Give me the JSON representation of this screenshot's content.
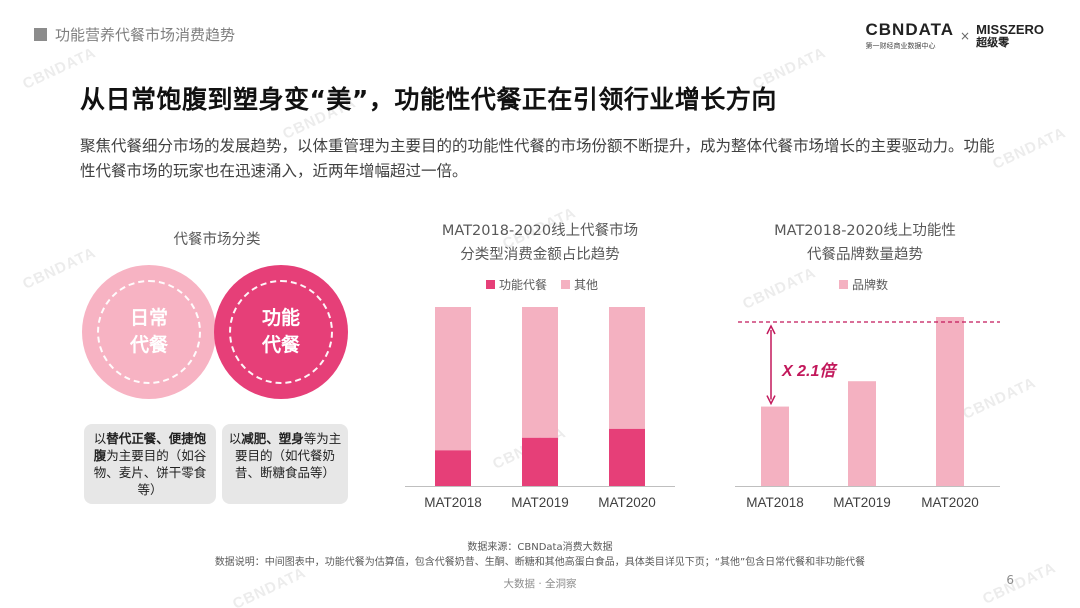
{
  "header": {
    "section_label": "功能营养代餐市场消费趋势",
    "logo_primary": "CBNDATA",
    "logo_primary_sub": "第一财经商业数据中心",
    "logo_separator": "×",
    "logo_secondary": "MISSZERO",
    "logo_secondary_sub": "超级零"
  },
  "headline": "从日常饱腹到塑身变“美”，功能性代餐正在引领行业增长方向",
  "description": "聚焦代餐细分市场的发展趋势，以体重管理为主要目的的功能性代餐的市场份额不断提升，成为整体代餐市场增长的主要驱动力。功能性代餐市场的玩家也在迅速涌入，近两年增幅超过一倍。",
  "classification": {
    "title": "代餐市场分类",
    "circle_left": "日常代餐",
    "circle_right": "功能代餐",
    "box_left": {
      "prefix": "以",
      "bold1": "替代正餐、便捷饱腹",
      "rest": "为主要目的（如谷物、麦片、饼干零食等）"
    },
    "box_right": {
      "prefix": "以",
      "bold1": "减肥、塑身",
      "rest": "等为主要目的（如代餐奶昔、断糖食品等）"
    }
  },
  "chart_data": [
    {
      "type": "bar",
      "stacked": true,
      "title_line1": "MAT2018-2020线上代餐市场",
      "title_line2": "分类型消费金额占比趋势",
      "categories": [
        "MAT2018",
        "MAT2019",
        "MAT2020"
      ],
      "series": [
        {
          "name": "功能代餐",
          "color": "#e63f78",
          "values": [
            20,
            27,
            32
          ]
        },
        {
          "name": "其他",
          "color": "#f4b1c1",
          "values": [
            80,
            73,
            68
          ]
        }
      ],
      "ylim": [
        0,
        100
      ],
      "legend_position": "top"
    },
    {
      "type": "bar",
      "title_line1": "MAT2018-2020线上功能性",
      "title_line2": "代餐品牌数量趋势",
      "categories": [
        "MAT2018",
        "MAT2019",
        "MAT2020"
      ],
      "series": [
        {
          "name": "品牌数",
          "color": "#f4b1c1",
          "values": [
            47,
            62,
            100
          ]
        }
      ],
      "ylim": [
        0,
        100
      ],
      "legend_position": "top",
      "annotation": "X 2.1倍",
      "annotation_color": "#c2185b"
    }
  ],
  "notes": {
    "source": "数据来源：CBNData消费大数据",
    "explanation": "数据说明：中间图表中，功能代餐为估算值，包含代餐奶昔、生酮、断糖和其他高蛋白食品，具体类目详见下页；“其他”包含日常代餐和非功能代餐"
  },
  "footer": {
    "slogan": "大数据 · 全洞察",
    "page": "6"
  }
}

━━━━━━━━━━━━━━━━

## What needs to be done
Exclude the images, then output the data above word for word.

## Reply
Give me the JSON representation of this screenshot's content.
{
  "header": {
    "section_label": "功能营养代餐市场消费趋势",
    "logo_primary": "CBNDATA",
    "logo_primary_sub": "第一财经商业数据中心",
    "logo_separator": "×",
    "logo_secondary": "MISSZERO",
    "logo_secondary_sub": "超级零"
  },
  "headline": "从日常饱腹到塑身变“美”，功能性代餐正在引领行业增长方向",
  "description": "聚焦代餐细分市场的发展趋势，以体重管理为主要目的的功能性代餐的市场份额不断提升，成为整体代餐市场增长的主要驱动力。功能性代餐市场的玩家也在迅速涌入，近两年增幅超过一倍。",
  "classification": {
    "title": "代餐市场分类",
    "circle_left": "日常代餐",
    "circle_right": "功能代餐",
    "box_left": {
      "prefix": "以",
      "bold1": "替代正餐、便捷饱腹",
      "rest": "为主要目的（如谷物、麦片、饼干零食等）"
    },
    "box_right": {
      "prefix": "以",
      "bold1": "减肥、塑身",
      "rest": "等为主要目的（如代餐奶昔、断糖食品等）"
    }
  },
  "chart_data": [
    {
      "type": "bar",
      "stacked": true,
      "title_line1": "MAT2018-2020线上代餐市场",
      "title_line2": "分类型消费金额占比趋势",
      "categories": [
        "MAT2018",
        "MAT2019",
        "MAT2020"
      ],
      "series": [
        {
          "name": "功能代餐",
          "color": "#e63f78",
          "values": [
            20,
            27,
            32
          ]
        },
        {
          "name": "其他",
          "color": "#f4b1c1",
          "values": [
            80,
            73,
            68
          ]
        }
      ],
      "ylim": [
        0,
        100
      ],
      "legend_position": "top"
    },
    {
      "type": "bar",
      "title_line1": "MAT2018-2020线上功能性",
      "title_line2": "代餐品牌数量趋势",
      "categories": [
        "MAT2018",
        "MAT2019",
        "MAT2020"
      ],
      "series": [
        {
          "name": "品牌数",
          "color": "#f4b1c1",
          "values": [
            47,
            62,
            100
          ]
        }
      ],
      "ylim": [
        0,
        100
      ],
      "legend_position": "top",
      "annotation": "X 2.1倍",
      "annotation_color": "#c2185b"
    }
  ],
  "notes": {
    "source": "数据来源：CBNData消费大数据",
    "explanation": "数据说明：中间图表中，功能代餐为估算值，包含代餐奶昔、生酮、断糖和其他高蛋白食品，具体类目详见下页；“其他”包含日常代餐和非功能代餐"
  },
  "footer": {
    "slogan": "大数据 · 全洞察",
    "page": "6"
  }
}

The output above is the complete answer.